TASK BRIEF: Put every line of the items below into a JSON list of strings, one string per line, leaving out blank lines.

EXERCISE MATERIALS:
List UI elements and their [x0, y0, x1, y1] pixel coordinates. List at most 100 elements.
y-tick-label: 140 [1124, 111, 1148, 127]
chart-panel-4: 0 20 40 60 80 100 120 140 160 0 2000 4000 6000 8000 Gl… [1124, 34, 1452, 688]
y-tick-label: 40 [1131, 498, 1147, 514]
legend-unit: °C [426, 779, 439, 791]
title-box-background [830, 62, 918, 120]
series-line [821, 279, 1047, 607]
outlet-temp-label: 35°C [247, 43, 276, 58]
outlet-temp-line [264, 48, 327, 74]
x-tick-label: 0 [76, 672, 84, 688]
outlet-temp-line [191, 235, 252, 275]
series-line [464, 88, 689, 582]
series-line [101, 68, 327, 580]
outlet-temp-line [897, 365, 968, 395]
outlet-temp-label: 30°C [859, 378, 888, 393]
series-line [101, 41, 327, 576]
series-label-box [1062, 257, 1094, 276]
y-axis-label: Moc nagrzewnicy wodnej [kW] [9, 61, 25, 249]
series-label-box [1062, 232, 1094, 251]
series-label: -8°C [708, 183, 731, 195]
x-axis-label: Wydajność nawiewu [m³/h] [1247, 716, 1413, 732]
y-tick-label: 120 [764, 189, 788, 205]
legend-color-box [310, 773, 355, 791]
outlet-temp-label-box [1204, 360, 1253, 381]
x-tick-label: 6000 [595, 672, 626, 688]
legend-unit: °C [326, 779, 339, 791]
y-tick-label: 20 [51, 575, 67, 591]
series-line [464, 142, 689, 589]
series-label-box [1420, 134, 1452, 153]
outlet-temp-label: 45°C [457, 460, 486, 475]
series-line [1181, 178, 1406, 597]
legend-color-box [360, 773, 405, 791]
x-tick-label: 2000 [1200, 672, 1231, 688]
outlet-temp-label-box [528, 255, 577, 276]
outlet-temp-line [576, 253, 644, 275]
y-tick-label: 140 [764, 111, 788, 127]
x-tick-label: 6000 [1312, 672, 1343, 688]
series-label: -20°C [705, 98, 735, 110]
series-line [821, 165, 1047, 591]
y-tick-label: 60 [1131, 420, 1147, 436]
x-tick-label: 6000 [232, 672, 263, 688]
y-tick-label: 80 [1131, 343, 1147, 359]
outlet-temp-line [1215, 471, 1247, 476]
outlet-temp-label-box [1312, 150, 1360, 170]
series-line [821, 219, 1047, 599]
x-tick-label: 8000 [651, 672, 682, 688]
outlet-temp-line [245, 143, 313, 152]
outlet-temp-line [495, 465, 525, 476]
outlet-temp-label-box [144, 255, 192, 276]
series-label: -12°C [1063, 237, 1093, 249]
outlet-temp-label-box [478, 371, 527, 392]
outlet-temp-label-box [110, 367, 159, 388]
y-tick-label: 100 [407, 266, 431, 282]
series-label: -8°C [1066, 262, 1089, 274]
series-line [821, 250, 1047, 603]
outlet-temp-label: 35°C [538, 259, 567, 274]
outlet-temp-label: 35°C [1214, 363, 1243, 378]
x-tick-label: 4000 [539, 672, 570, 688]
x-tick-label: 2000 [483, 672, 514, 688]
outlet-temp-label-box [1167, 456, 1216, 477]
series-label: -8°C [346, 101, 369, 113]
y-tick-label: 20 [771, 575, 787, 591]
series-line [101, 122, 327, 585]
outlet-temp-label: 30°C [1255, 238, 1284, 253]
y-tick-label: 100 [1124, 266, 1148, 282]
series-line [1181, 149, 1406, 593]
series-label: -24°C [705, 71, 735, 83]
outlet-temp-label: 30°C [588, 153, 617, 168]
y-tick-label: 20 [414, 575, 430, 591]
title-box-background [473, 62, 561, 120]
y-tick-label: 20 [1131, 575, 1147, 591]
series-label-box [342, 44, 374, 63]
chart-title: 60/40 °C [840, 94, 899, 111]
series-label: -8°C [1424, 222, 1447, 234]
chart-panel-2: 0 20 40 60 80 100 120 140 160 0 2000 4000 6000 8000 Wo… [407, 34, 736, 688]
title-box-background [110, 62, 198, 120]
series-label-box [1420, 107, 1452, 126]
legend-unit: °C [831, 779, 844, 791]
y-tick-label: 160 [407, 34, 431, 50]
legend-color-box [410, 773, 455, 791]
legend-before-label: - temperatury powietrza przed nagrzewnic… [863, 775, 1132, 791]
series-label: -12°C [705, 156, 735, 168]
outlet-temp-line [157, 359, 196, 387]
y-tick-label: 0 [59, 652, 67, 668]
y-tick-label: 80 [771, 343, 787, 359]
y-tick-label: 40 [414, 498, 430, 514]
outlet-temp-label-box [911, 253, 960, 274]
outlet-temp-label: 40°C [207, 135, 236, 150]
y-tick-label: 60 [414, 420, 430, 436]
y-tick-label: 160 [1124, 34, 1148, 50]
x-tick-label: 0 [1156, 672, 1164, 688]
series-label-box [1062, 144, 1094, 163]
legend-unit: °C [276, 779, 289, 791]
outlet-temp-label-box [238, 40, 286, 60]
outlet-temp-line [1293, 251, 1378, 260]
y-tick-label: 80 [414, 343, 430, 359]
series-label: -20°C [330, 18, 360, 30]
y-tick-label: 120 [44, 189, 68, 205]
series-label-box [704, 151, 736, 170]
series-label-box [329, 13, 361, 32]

SOLUTION FOR THIS PROBLEM:
[
  "List UI elements and their [x0, y0, x1, y1] pixel coordinates. List at most 100 elements.",
  "y-tick-label: 140 [1124, 111, 1148, 127]",
  "chart-panel-4: 0 20 40 60 80 100 120 140 160 0 2000 4000 6000 8000 Gl… [1124, 34, 1452, 688]",
  "y-tick-label: 40 [1131, 498, 1147, 514]",
  "legend-unit: °C [426, 779, 439, 791]",
  "title-box-background [830, 62, 918, 120]",
  "series-line [821, 279, 1047, 607]",
  "outlet-temp-label: 35°C [247, 43, 276, 58]",
  "outlet-temp-line [264, 48, 327, 74]",
  "x-tick-label: 0 [76, 672, 84, 688]",
  "outlet-temp-line [191, 235, 252, 275]",
  "series-line [464, 88, 689, 582]",
  "series-line [101, 68, 327, 580]",
  "outlet-temp-line [897, 365, 968, 395]",
  "outlet-temp-label: 30°C [859, 378, 888, 393]",
  "series-line [101, 41, 327, 576]",
  "series-label-box [1062, 257, 1094, 276]",
  "y-axis-label: Moc nagrzewnicy wodnej [kW] [9, 61, 25, 249]",
  "series-label-box [1062, 232, 1094, 251]",
  "series-label: -8°C [708, 183, 731, 195]",
  "x-axis-label: Wydajność nawiewu [m³/h] [1247, 716, 1413, 732]",
  "y-tick-label: 120 [764, 189, 788, 205]",
  "legend-color-box [310, 773, 355, 791]",
  "outlet-temp-label-box [1204, 360, 1253, 381]",
  "x-tick-label: 6000 [595, 672, 626, 688]",
  "legend-unit: °C [326, 779, 339, 791]",
  "y-tick-label: 20 [51, 575, 67, 591]",
  "series-line [464, 142, 689, 589]",
  "series-label-box [1420, 134, 1452, 153]",
  "outlet-temp-label: 45°C [457, 460, 486, 475]",
  "series-line [1181, 178, 1406, 597]",
  "legend-color-box [360, 773, 405, 791]",
  "x-tick-label: 2000 [1200, 672, 1231, 688]",
  "outlet-temp-label-box [528, 255, 577, 276]",
  "outlet-temp-line [576, 253, 644, 275]",
  "y-tick-label: 140 [764, 111, 788, 127]",
  "x-tick-label: 6000 [1312, 672, 1343, 688]",
  "series-label: -20°C [705, 98, 735, 110]",
  "series-line [821, 165, 1047, 591]",
  "y-tick-label: 60 [1131, 420, 1147, 436]",
  "x-tick-label: 6000 [232, 672, 263, 688]",
  "y-tick-label: 80 [1131, 343, 1147, 359]",
  "outlet-temp-line [1215, 471, 1247, 476]",
  "outlet-temp-label-box [1312, 150, 1360, 170]",
  "series-line [821, 219, 1047, 599]",
  "x-tick-label: 8000 [651, 672, 682, 688]",
  "outlet-temp-line [245, 143, 313, 152]",
  "outlet-temp-line [495, 465, 525, 476]",
  "outlet-temp-label-box [144, 255, 192, 276]",
  "series-label: -12°C [1063, 237, 1093, 249]",
  "outlet-temp-label-box [478, 371, 527, 392]",
  "outlet-temp-label-box [110, 367, 159, 388]",
  "y-tick-label: 100 [407, 266, 431, 282]",
  "series-label: -8°C [1066, 262, 1089, 274]",
  "series-line [821, 250, 1047, 603]",
  "outlet-temp-label: 35°C [538, 259, 567, 274]",
  "outlet-temp-label: 35°C [1214, 363, 1243, 378]",
  "x-tick-label: 4000 [539, 672, 570, 688]",
  "x-tick-label: 2000 [483, 672, 514, 688]",
  "outlet-temp-label-box [1167, 456, 1216, 477]",
  "series-label: -8°C [346, 101, 369, 113]",
  "y-tick-label: 20 [771, 575, 787, 591]",
  "series-line [101, 122, 327, 585]",
  "outlet-temp-label: 30°C [1255, 238, 1284, 253]",
  "y-tick-label: 100 [1124, 266, 1148, 282]",
  "series-line [1181, 149, 1406, 593]",
  "series-label: -24°C [705, 71, 735, 83]",
  "outlet-temp-label: 30°C [588, 153, 617, 168]",
  "y-tick-label: 20 [414, 575, 430, 591]",
  "title-box-background [473, 62, 561, 120]",
  "y-tick-label: 20 [1131, 575, 1147, 591]",
  "series-label-box [342, 44, 374, 63]",
  "chart-title: 60/40 °C [840, 94, 899, 111]",
  "series-label: -8°C [1424, 222, 1447, 234]",
  "chart-panel-2: 0 20 40 60 80 100 120 140 160 0 2000 4000 6000 8000 Wo… [407, 34, 736, 688]",
  "title-box-background [110, 62, 198, 120]",
  "series-label-box [1420, 107, 1452, 126]",
  "legend-unit: °C [831, 779, 844, 791]",
  "y-tick-label: 160 [407, 34, 431, 50]",
  "legend-color-box [410, 773, 455, 791]",
  "legend-before-label: - temperatury powietrza przed nagrzewnic… [863, 775, 1132, 791]",
  "series-label: -12°C [705, 156, 735, 168]",
  "outlet-temp-line [157, 359, 196, 387]",
  "y-tick-label: 0 [59, 652, 67, 668]",
  "y-tick-label: 80 [771, 343, 787, 359]",
  "y-tick-label: 40 [414, 498, 430, 514]",
  "outlet-temp-label-box [911, 253, 960, 274]",
  "outlet-temp-label: 40°C [207, 135, 236, 150]",
  "y-tick-label: 60 [414, 420, 430, 436]",
  "y-tick-label: 160 [1124, 34, 1148, 50]",
  "x-tick-label: 0 [1156, 672, 1164, 688]",
  "series-label-box [1062, 144, 1094, 163]",
  "legend-unit: °C [276, 779, 289, 791]",
  "outlet-temp-label-box [238, 40, 286, 60]",
  "outlet-temp-line [1293, 251, 1378, 260]",
  "y-tick-label: 80 [414, 343, 430, 359]",
  "series-label: -20°C [330, 18, 360, 30]",
  "y-tick-label: 120 [44, 189, 68, 205]",
  "series-label-box [704, 151, 736, 170]",
  "series-label-box [329, 13, 361, 32]"
]